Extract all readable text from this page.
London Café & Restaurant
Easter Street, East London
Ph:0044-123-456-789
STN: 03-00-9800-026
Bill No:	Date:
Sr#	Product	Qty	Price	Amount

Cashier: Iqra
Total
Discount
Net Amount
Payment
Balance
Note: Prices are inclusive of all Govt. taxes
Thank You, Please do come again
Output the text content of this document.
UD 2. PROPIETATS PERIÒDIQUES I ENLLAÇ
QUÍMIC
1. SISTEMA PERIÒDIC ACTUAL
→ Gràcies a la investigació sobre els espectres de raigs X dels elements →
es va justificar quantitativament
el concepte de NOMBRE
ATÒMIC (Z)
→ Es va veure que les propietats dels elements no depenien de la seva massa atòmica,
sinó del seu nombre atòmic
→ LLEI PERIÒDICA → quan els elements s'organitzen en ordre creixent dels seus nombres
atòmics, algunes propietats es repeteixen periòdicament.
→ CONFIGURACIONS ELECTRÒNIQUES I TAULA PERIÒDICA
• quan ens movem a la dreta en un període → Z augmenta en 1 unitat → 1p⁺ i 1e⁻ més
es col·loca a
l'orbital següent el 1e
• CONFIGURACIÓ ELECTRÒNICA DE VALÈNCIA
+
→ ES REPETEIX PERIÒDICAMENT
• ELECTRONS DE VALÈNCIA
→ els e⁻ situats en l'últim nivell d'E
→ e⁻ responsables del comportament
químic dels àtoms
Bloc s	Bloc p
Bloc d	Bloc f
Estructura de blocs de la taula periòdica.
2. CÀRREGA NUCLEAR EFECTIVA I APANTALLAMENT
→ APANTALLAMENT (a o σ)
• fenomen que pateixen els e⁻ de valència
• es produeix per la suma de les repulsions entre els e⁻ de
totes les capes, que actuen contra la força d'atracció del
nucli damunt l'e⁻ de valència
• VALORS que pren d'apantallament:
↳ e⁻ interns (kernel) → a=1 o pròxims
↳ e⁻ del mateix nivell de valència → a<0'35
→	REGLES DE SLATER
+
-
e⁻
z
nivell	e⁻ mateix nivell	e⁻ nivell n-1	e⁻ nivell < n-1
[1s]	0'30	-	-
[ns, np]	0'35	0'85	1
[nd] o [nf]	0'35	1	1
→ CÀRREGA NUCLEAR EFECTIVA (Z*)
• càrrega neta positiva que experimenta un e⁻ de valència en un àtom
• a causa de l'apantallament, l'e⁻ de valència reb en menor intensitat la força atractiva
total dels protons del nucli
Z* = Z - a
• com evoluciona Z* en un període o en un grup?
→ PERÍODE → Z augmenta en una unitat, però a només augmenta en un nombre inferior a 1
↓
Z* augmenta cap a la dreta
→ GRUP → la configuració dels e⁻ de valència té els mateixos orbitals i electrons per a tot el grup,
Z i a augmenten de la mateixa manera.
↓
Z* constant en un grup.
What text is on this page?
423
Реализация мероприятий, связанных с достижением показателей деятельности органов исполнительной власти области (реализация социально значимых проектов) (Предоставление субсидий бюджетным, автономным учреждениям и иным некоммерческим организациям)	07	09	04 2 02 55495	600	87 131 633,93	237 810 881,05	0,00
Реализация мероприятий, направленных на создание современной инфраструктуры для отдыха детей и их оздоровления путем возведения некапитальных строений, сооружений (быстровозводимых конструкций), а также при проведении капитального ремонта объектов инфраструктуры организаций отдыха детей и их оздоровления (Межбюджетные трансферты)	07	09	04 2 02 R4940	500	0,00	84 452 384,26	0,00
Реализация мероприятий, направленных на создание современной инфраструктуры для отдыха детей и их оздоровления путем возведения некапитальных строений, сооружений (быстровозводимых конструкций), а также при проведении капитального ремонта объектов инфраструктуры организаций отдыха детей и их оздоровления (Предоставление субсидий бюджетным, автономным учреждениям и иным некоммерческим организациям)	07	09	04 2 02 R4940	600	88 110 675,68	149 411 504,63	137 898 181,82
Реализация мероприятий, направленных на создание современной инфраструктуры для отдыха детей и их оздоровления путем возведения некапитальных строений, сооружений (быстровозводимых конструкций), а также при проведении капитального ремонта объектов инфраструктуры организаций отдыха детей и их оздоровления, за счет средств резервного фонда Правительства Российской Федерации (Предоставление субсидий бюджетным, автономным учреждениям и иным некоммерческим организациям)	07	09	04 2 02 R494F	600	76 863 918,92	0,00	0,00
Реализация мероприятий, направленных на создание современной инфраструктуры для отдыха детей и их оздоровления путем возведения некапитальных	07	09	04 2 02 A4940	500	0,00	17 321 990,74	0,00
•••
### Task to complete
Reproduce the listing shown above in its entirety, exactly.

### Exercise output
Extract all readable text from this page.
London Café & Restaurant
Easter Street, East London
Ph:0044-123-456-789
STN: 03-00-9800-026
Bill No:	Date:
Sr#	Product	Qty	Price	Amount

Cashier: Iqra
Total
Discount
Net Amount
Payment
Balance
Note: Prices are inclusive of all Govt. taxes
Thank You, Please do come again
Output the text content of this document.
UD 2. PROPIETATS PERIÒDIQUES I ENLLAÇ
QUÍMIC
1. SISTEMA PERIÒDIC ACTUAL
→ Gràcies a la investigació sobre els espectres de raigs X dels elements →
es va justificar quantitativament
el concepte de NOMBRE
ATÒMIC (Z)
→ Es va veure que les propietats dels elements no depenien de la seva massa atòmica,
sinó del seu nombre atòmic
→ LLEI PERIÒDICA → quan els elements s'organitzen en ordre creixent dels seus nombres
atòmics, algunes propietats es repeteixen periòdicament.
→ CONFIGURACIONS ELECTRÒNIQUES I TAULA PERIÒDICA
• quan ens movem a la dreta en un període → Z augmenta en 1 unitat → 1p⁺ i 1e⁻ més
es col·loca a
l'orbital següent el 1e
• CONFIGURACIÓ ELECTRÒNICA DE VALÈNCIA
+
→ ES REPETEIX PERIÒDICAMENT
• ELECTRONS DE VALÈNCIA
→ els e⁻ situats en l'últim nivell d'E
→ e⁻ responsables del comportament
químic dels àtoms
Bloc s	Bloc p
Bloc d	Bloc f
Estructura de blocs de la taula periòdica.
2. CÀRREGA NUCLEAR EFECTIVA I APANTALLAMENT
→ APANTALLAMENT (a o σ)
• fenomen que pateixen els e⁻ de valència
• es produeix per la suma de les repulsions entre els e⁻ de
totes les capes, que actuen contra la força d'atracció del
nucli damunt l'e⁻ de valència
• VALORS que pren d'apantallament:
↳ e⁻ interns (kernel) → a=1 o pròxims
↳ e⁻ del mateix nivell de valència → a<0'35
→	REGLES DE SLATER
+
-
e⁻
z
nivell	e⁻ mateix nivell	e⁻ nivell n-1	e⁻ nivell < n-1
[1s]	0'30	-	-
[ns, np]	0'35	0'85	1
[nd] o [nf]	0'35	1	1
→ CÀRREGA NUCLEAR EFECTIVA (Z*)
• càrrega neta positiva que experimenta un e⁻ de valència en un àtom
• a causa de l'apantallament, l'e⁻ de valència reb en menor intensitat la força atractiva
total dels protons del nucli
Z* = Z - a
• com evoluciona Z* en un període o en un grup?
→ PERÍODE → Z augmenta en una unitat, però a només augmenta en un nombre inferior a 1
↓
Z* augmenta cap a la dreta
→ GRUP → la configuració dels e⁻ de valència té els mateixos orbitals i electrons per a tot el grup,
Z i a augmenten de la mateixa manera.
↓
Z* constant en un grup.
What text is on this page?
423
Реализация мероприятий, связанных с достижением показателей деятельности органов исполнительной власти области (реализация социально значимых проектов) (Предоставление субсидий бюджетным, автономным учреждениям и иным некоммерческим организациям)	07	09	04 2 02 55495	600	87 131 633,93	237 810 881,05	0,00
Реализация мероприятий, направленных на создание современной инфраструктуры для отдыха детей и их оздоровления путем возведения некапитальных строений, сооружений (быстровозводимых конструкций), а также при проведении капитального ремонта объектов инфраструктуры организаций отдыха детей и их оздоровления (Межбюджетные трансферты)	07	09	04 2 02 R4940	500	0,00	84 452 384,26	0,00
Реализация мероприятий, направленных на создание современной инфраструктуры для отдыха детей и их оздоровления путем возведения некапитальных строений, сооружений (быстровозводимых конструкций), а также при проведении капитального ремонта объектов инфраструктуры организаций отдыха детей и их оздоровления (Предоставление субсидий бюджетным, автономным учреждениям и иным некоммерческим организациям)	07	09	04 2 02 R4940	600	88 110 675,68	149 411 504,63	137 898 181,82
Реализация мероприятий, направленных на создание современной инфраструктуры для отдыха детей и их оздоровления путем возведения некапитальных строений, сооружений (быстровозводимых конструкций), а также при проведении капитального ремонта объектов инфраструктуры организаций отдыха детей и их оздоровления, за счет средств резервного фонда Правительства Российской Федерации (Предоставление субсидий бюджетным, автономным учреждениям и иным некоммерческим организациям)	07	09	04 2 02 R494F	600	76 863 918,92	0,00	0,00
Реализация мероприятий, направленных на создание современной инфраструктуры для отдыха детей и их оздоровления путем возведения некапитальных	07	09	04 2 02 A4940	500	0,00	17 321 990,74	0,00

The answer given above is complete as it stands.